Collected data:
^^^^
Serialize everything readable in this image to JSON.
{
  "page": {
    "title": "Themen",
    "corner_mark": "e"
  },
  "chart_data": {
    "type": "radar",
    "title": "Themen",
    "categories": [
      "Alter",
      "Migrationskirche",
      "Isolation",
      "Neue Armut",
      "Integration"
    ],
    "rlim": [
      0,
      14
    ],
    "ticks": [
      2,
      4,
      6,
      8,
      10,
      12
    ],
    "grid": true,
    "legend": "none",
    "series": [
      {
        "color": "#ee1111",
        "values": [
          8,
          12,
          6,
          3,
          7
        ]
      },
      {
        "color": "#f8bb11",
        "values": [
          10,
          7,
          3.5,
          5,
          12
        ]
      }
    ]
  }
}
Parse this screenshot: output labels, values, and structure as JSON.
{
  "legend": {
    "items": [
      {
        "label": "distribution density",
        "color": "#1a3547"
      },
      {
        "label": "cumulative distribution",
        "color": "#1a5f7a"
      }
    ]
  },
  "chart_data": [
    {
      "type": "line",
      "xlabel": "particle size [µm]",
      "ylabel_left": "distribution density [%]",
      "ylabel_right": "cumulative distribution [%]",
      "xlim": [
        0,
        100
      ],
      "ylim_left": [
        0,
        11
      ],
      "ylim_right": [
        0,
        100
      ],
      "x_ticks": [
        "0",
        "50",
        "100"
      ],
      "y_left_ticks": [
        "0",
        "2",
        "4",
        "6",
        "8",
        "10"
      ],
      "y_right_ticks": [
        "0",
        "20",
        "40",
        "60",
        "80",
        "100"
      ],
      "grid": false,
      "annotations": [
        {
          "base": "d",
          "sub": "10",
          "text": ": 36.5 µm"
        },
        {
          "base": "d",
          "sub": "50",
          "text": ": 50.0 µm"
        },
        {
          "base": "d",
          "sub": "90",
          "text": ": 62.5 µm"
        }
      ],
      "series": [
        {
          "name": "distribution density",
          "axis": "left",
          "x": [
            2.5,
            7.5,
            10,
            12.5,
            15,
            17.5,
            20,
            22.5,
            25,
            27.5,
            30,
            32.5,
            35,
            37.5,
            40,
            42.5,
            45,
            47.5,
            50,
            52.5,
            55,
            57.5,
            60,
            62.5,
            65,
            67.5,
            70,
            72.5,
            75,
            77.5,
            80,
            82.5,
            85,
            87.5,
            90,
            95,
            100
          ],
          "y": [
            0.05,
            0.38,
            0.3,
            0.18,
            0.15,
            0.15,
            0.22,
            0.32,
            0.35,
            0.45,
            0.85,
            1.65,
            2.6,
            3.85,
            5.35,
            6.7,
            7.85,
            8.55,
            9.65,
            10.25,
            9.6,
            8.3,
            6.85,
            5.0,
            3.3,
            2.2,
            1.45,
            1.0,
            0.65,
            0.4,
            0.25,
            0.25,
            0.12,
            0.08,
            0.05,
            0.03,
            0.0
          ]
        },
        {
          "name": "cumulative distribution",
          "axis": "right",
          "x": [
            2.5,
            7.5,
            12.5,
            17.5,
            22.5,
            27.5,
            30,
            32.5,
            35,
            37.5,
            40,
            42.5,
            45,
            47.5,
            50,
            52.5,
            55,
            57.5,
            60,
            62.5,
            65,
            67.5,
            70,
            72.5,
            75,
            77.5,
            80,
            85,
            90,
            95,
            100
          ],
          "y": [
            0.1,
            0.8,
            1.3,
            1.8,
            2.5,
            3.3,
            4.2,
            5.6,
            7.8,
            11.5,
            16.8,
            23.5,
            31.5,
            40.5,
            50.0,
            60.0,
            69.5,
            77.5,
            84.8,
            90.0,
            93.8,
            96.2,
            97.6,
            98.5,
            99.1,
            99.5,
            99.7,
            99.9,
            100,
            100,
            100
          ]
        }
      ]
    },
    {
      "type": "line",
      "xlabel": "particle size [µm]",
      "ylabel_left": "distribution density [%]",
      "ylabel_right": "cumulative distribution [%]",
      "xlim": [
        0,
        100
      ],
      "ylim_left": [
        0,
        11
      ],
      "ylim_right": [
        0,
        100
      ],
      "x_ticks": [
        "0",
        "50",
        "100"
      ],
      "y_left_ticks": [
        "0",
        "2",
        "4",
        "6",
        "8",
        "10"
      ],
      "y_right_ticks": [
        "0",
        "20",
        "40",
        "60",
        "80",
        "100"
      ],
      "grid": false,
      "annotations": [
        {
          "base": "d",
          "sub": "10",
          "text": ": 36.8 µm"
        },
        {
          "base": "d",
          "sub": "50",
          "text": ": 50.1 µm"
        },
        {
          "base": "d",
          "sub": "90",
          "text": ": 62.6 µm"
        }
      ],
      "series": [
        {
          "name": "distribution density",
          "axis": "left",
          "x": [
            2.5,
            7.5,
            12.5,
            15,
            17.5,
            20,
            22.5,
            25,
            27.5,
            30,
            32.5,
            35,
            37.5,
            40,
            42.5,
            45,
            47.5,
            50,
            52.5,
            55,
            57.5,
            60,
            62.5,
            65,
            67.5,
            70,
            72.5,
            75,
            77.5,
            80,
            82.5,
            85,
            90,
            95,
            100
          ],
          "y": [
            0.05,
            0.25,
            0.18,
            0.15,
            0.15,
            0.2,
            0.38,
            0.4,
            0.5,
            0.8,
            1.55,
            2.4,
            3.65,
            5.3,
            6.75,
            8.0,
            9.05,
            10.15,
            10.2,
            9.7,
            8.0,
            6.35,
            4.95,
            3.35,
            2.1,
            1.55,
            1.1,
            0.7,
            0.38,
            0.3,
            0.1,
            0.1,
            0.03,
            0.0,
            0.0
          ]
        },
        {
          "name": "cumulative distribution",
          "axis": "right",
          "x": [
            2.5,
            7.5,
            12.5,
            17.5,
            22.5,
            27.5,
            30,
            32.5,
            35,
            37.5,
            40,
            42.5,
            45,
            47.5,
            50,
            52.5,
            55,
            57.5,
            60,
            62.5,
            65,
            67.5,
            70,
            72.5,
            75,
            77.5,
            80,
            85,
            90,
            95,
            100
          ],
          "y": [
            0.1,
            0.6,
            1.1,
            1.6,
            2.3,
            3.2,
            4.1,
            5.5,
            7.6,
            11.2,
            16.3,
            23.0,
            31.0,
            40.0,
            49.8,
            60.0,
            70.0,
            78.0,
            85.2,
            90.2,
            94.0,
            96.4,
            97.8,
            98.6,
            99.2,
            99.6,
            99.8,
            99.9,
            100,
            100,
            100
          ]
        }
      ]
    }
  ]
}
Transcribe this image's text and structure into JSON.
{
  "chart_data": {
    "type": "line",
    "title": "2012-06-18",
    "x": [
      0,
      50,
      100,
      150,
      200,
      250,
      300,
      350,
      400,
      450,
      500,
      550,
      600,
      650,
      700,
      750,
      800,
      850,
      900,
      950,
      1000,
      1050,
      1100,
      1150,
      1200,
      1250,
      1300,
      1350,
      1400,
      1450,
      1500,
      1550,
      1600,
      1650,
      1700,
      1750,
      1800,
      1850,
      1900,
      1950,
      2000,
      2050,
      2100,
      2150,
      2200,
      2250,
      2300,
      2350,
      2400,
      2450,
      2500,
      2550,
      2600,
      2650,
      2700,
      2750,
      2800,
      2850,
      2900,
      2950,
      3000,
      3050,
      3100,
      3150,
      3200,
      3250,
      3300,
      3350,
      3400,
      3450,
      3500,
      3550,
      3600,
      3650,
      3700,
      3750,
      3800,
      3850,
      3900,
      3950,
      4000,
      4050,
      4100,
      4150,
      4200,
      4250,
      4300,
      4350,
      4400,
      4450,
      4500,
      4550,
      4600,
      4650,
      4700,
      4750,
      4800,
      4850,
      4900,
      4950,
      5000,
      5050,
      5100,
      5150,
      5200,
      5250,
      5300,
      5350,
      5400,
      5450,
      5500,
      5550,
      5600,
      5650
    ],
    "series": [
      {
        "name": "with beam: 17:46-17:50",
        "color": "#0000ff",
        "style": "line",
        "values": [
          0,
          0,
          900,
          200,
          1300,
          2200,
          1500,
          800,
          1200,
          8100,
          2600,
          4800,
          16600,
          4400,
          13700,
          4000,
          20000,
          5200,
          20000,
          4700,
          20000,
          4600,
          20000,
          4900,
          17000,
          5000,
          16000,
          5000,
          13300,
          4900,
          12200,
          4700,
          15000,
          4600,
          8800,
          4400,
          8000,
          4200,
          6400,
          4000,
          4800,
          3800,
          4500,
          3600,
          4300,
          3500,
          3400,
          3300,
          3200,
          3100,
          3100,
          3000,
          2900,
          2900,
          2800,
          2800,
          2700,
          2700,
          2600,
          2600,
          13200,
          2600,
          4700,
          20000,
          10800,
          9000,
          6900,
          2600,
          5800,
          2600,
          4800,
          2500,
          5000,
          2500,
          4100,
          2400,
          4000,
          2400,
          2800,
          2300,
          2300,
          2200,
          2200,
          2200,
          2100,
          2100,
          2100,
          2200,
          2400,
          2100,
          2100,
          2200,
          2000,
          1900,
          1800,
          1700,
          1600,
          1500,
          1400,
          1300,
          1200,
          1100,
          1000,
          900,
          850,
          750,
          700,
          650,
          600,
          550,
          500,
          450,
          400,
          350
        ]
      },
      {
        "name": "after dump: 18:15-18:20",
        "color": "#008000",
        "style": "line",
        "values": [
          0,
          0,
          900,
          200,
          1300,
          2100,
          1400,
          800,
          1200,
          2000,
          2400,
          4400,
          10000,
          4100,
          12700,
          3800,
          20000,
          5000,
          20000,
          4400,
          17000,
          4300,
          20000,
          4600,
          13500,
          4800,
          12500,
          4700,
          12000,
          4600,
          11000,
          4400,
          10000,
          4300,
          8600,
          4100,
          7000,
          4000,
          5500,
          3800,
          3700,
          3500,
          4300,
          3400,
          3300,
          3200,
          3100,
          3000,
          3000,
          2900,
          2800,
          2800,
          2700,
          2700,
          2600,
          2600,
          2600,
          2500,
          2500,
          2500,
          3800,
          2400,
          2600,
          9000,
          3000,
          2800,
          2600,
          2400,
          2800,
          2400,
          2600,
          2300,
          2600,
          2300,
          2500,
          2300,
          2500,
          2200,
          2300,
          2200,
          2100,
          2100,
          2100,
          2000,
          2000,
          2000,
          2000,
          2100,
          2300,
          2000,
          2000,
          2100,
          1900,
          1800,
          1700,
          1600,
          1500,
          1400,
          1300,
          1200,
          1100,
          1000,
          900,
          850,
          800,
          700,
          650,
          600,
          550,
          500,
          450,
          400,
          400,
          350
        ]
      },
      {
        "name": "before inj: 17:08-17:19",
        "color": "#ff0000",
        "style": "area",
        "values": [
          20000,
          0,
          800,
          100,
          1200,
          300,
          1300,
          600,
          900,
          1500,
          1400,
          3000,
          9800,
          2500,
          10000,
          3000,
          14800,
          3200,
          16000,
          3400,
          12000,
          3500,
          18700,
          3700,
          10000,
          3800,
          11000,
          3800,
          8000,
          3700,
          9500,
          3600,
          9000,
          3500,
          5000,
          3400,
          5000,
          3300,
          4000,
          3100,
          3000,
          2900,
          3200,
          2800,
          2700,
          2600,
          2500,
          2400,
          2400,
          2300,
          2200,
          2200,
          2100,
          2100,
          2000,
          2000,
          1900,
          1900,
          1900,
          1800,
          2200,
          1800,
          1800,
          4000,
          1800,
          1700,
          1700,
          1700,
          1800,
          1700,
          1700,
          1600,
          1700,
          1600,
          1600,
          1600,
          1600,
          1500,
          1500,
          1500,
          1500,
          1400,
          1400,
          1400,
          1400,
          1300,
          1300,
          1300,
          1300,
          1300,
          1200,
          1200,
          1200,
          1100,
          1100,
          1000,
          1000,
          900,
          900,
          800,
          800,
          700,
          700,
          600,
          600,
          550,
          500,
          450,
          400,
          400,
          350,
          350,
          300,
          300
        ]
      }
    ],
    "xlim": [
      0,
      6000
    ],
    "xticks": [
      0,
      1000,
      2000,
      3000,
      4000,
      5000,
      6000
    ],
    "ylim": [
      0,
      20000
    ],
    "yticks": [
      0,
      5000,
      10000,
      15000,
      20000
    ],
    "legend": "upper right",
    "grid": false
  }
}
^^^^
◆ **Written exercise**: Each line with the string "image" in it needs to be found and copied.

◆ **Answer to the exercise**:
Serialize everything readable in this image to JSON.
Transcribe this image's text and structure into JSON.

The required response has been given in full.